## WHAT TO WORK ON:
Report how many lines hold the word "this"; answer with the number alone.

Records from a dataset:
begin

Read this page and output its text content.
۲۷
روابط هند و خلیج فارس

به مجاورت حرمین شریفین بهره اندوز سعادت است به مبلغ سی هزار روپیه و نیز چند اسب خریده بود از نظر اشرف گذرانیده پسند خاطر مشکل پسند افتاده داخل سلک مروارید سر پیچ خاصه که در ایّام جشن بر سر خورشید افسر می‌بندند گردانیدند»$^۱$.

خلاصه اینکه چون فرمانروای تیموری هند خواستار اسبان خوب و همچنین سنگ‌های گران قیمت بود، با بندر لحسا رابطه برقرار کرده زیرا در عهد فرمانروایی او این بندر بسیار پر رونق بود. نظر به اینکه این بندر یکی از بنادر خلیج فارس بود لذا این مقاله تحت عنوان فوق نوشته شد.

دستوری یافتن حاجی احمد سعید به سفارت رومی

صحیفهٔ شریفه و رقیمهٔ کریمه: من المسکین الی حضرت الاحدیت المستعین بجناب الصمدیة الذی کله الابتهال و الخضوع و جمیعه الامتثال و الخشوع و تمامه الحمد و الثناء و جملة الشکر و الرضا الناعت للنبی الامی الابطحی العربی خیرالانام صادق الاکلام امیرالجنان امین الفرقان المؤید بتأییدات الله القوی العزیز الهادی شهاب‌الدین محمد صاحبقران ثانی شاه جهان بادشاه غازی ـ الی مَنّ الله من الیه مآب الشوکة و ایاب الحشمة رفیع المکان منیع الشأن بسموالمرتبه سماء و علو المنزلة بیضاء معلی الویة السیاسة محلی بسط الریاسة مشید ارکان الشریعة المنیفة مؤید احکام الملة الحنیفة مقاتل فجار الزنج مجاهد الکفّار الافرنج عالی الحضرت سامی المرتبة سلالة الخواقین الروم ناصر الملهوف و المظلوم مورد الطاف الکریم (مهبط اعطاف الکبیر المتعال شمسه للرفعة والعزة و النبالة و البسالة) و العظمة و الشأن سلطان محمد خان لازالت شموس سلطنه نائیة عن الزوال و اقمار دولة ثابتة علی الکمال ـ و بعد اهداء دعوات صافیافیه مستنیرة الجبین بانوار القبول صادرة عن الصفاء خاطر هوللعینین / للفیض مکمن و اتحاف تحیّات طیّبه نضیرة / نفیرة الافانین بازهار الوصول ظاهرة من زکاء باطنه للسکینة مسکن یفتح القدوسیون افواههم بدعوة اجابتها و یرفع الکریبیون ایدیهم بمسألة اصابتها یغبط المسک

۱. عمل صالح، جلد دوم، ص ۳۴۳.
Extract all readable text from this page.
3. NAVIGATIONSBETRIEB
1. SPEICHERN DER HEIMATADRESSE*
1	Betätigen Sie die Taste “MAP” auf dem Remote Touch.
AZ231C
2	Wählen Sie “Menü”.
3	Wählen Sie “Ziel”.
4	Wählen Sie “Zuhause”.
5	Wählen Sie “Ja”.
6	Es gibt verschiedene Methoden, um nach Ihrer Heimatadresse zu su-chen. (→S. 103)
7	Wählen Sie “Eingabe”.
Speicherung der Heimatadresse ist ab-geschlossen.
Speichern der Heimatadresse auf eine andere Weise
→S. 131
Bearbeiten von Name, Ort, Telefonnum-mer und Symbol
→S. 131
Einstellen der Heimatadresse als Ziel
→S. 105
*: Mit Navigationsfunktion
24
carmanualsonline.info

end

## CORRECT RESPONSE:
2